__INPUT MATERIAL__:
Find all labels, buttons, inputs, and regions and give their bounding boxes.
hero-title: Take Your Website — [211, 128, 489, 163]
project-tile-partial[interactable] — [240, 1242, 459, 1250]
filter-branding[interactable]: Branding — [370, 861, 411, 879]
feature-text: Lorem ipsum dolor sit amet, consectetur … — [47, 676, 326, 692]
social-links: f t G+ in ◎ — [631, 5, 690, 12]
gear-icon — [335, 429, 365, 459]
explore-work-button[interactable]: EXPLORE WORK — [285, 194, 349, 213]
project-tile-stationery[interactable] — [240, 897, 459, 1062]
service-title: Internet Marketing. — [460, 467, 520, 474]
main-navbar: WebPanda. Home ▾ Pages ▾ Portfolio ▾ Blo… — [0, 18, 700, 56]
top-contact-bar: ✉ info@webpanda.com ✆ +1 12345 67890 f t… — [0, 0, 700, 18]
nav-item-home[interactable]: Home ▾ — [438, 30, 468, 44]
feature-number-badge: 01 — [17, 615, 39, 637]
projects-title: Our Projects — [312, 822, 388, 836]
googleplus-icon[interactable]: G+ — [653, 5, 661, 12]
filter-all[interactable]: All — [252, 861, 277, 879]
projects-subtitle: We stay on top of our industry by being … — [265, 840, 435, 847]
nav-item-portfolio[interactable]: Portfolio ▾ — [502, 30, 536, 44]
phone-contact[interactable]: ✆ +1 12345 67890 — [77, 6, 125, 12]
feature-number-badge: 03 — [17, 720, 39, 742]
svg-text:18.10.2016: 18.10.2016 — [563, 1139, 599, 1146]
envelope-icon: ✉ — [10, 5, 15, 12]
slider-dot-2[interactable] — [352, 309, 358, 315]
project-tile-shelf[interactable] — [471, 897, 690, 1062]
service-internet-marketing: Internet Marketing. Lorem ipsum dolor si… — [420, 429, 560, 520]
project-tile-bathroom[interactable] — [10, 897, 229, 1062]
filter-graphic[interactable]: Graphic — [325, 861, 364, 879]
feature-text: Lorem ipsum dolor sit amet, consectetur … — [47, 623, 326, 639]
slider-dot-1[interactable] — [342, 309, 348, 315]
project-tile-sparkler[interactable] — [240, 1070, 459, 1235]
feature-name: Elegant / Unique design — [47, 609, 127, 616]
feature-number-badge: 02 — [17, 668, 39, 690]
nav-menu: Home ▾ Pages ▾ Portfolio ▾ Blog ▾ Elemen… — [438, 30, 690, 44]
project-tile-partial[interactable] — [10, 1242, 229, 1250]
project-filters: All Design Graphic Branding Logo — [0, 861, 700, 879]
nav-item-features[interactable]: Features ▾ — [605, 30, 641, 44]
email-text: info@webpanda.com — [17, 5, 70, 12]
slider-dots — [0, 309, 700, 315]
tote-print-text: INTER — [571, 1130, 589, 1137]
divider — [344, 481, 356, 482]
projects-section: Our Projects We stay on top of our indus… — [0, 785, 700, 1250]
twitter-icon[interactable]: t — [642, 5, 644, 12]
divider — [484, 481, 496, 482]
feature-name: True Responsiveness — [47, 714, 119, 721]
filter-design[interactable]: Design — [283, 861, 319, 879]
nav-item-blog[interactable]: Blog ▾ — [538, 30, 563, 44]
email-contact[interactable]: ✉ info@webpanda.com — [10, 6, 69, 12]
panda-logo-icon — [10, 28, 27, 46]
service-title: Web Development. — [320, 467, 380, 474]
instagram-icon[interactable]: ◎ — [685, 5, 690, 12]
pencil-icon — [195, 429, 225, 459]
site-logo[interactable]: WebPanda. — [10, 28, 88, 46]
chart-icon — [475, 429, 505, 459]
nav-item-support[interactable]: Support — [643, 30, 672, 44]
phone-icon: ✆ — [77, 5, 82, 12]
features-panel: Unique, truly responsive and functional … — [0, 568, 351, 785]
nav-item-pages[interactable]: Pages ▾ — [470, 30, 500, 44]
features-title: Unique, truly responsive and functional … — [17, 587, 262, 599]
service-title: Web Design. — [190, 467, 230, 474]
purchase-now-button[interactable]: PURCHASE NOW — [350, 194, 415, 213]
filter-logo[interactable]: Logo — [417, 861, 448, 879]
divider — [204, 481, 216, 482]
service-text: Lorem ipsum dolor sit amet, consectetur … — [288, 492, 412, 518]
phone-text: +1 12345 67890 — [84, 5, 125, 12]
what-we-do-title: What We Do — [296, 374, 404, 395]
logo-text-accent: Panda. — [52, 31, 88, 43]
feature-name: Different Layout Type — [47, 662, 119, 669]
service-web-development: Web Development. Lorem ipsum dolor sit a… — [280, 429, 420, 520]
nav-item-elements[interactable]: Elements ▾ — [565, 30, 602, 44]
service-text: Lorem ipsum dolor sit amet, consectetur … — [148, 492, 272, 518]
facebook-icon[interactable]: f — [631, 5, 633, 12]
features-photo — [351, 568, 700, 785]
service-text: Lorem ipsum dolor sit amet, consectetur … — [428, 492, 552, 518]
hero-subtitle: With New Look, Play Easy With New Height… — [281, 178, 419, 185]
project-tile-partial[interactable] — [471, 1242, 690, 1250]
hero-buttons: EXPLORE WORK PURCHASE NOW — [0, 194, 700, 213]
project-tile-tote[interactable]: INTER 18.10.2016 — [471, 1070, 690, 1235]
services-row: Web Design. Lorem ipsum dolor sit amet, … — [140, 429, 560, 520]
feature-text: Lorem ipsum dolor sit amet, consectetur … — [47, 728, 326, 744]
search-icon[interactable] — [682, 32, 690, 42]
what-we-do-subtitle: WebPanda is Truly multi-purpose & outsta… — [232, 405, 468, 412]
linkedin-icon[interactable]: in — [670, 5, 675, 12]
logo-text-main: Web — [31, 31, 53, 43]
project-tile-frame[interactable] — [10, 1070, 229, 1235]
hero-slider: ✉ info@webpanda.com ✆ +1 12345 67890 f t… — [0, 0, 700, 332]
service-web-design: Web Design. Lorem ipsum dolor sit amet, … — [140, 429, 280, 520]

__YOUR TASK__:
Pick out each line in the material above that contains the word "Graphic", counting a line only when the capitalization matches.

__WORKED SOLUTION__:
filter-graphic[interactable]: Graphic — [325, 861, 364, 879]
project-filters: All Design Graphic Branding Logo — [0, 861, 700, 879]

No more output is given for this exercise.